— Given task —
Every record here needs to be written out again exactly.

— Entries provided —
+++++

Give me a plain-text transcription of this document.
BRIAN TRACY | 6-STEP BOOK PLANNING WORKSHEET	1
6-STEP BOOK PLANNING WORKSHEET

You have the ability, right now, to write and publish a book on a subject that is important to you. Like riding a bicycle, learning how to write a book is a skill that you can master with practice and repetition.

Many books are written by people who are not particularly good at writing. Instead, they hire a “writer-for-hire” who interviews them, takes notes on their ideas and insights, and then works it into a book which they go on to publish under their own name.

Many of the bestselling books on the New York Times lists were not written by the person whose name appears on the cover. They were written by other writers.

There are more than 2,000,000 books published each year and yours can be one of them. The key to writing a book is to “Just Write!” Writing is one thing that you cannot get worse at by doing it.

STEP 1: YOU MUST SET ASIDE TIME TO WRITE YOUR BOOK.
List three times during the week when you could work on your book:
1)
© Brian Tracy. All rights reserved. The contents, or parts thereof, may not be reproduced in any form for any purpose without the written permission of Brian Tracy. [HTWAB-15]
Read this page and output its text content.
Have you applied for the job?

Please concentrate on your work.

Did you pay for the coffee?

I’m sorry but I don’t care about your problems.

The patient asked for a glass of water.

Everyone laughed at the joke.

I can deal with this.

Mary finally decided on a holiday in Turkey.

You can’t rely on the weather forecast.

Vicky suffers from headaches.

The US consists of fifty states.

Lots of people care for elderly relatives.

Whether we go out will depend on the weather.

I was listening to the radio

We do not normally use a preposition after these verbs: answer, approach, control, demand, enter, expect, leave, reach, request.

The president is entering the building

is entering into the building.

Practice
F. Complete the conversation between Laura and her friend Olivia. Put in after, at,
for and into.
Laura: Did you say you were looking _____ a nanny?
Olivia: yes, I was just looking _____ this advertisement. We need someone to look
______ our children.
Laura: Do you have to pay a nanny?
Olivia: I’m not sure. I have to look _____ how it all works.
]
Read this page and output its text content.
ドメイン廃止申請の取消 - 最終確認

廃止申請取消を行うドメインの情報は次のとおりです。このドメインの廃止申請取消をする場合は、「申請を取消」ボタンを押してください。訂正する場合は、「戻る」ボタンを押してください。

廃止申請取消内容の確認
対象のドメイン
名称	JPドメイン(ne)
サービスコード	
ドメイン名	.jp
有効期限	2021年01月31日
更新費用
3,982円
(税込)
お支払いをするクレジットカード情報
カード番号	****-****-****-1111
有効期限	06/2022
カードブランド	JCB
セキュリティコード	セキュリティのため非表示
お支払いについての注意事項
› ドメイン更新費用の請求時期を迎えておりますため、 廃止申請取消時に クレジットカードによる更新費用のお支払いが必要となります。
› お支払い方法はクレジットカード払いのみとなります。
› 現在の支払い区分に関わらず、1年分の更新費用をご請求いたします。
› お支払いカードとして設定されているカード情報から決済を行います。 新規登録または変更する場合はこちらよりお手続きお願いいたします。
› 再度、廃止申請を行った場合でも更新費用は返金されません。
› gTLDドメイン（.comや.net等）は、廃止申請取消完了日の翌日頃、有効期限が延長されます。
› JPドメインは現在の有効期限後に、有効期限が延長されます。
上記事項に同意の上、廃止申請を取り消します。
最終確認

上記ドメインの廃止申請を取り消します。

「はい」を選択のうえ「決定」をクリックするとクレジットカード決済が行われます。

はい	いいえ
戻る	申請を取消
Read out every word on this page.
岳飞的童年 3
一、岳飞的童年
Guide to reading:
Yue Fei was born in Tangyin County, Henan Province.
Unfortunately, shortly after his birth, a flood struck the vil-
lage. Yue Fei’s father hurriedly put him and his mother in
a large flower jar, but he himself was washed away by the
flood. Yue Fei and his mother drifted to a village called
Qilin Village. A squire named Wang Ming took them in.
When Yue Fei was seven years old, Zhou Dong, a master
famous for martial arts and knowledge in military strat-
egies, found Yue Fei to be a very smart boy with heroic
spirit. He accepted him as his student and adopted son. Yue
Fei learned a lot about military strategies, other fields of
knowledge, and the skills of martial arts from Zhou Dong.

+++++

— Solution to the exercise —
Give me a plain-text transcription of this document.
BRIAN TRACY | 6-STEP BOOK PLANNING WORKSHEET	1
6-STEP BOOK PLANNING WORKSHEET

You have the ability, right now, to write and publish a book on a subject that is important to you. Like riding a bicycle, learning how to write a book is a skill that you can master with practice and repetition.

Many books are written by people who are not particularly good at writing. Instead, they hire a “writer-for-hire” who interviews them, takes notes on their ideas and insights, and then works it into a book which they go on to publish under their own name.

Many of the bestselling books on the New York Times lists were not written by the person whose name appears on the cover. They were written by other writers.

There are more than 2,000,000 books published each year and yours can be one of them. The key to writing a book is to “Just Write!” Writing is one thing that you cannot get worse at by doing it.

STEP 1: YOU MUST SET ASIDE TIME TO WRITE YOUR BOOK.
List three times during the week when you could work on your book:
1)
© Brian Tracy. All rights reserved. The contents, or parts thereof, may not be reproduced in any form for any purpose without the written permission of Brian Tracy. [HTWAB-15]
Read this page and output its text content.
Have you applied for the job?

Please concentrate on your work.

Did you pay for the coffee?

I’m sorry but I don’t care about your problems.

The patient asked for a glass of water.

Everyone laughed at the joke.

I can deal with this.

Mary finally decided on a holiday in Turkey.

You can’t rely on the weather forecast.

Vicky suffers from headaches.

The US consists of fifty states.

Lots of people care for elderly relatives.

Whether we go out will depend on the weather.

I was listening to the radio

We do not normally use a preposition after these verbs: answer, approach, control, demand, enter, expect, leave, reach, request.

The president is entering the building

is entering into the building.

Practice
F. Complete the conversation between Laura and her friend Olivia. Put in after, at,
for and into.
Laura: Did you say you were looking _____ a nanny?
Olivia: yes, I was just looking _____ this advertisement. We need someone to look
______ our children.
Laura: Do you have to pay a nanny?
Olivia: I’m not sure. I have to look _____ how it all works.
]
Read this page and output its text content.
ドメイン廃止申請の取消 - 最終確認

廃止申請取消を行うドメインの情報は次のとおりです。このドメインの廃止申請取消をする場合は、「申請を取消」ボタンを押してください。訂正する場合は、「戻る」ボタンを押してください。

廃止申請取消内容の確認
対象のドメイン
名称	JPドメイン(ne)
サービスコード	
ドメイン名	.jp
有効期限	2021年01月31日
更新費用
3,982円
(税込)
お支払いをするクレジットカード情報
カード番号	****-****-****-1111
有効期限	06/2022
カードブランド	JCB
セキュリティコード	セキュリティのため非表示
お支払いについての注意事項
› ドメイン更新費用の請求時期を迎えておりますため、 廃止申請取消時に クレジットカードによる更新費用のお支払いが必要となります。
› お支払い方法はクレジットカード払いのみとなります。
› 現在の支払い区分に関わらず、1年分の更新費用をご請求いたします。
› お支払いカードとして設定されているカード情報から決済を行います。 新規登録または変更する場合はこちらよりお手続きお願いいたします。
› 再度、廃止申請を行った場合でも更新費用は返金されません。
› gTLDドメイン（.comや.net等）は、廃止申請取消完了日の翌日頃、有効期限が延長されます。
› JPドメインは現在の有効期限後に、有効期限が延長されます。
上記事項に同意の上、廃止申請を取り消します。
最終確認

上記ドメインの廃止申請を取り消します。

「はい」を選択のうえ「決定」をクリックするとクレジットカード決済が行われます。

はい	いいえ
戻る	申請を取消
Read out every word on this page.
岳飞的童年 3
一、岳飞的童年
Guide to reading:
Yue Fei was born in Tangyin County, Henan Province.
Unfortunately, shortly after his birth, a flood struck the vil-
lage. Yue Fei’s father hurriedly put him and his mother in
a large flower jar, but he himself was washed away by the
flood. Yue Fei and his mother drifted to a village called
Qilin Village. A squire named Wang Ming took them in.
When Yue Fei was seven years old, Zhou Dong, a master
famous for martial arts and knowledge in military strat-
egies, found Yue Fei to be a very smart boy with heroic
spirit. He accepted him as his student and adopted son. Yue
Fei learned a lot about military strategies, other fields of
knowledge, and the skills of martial arts from Zhou Dong.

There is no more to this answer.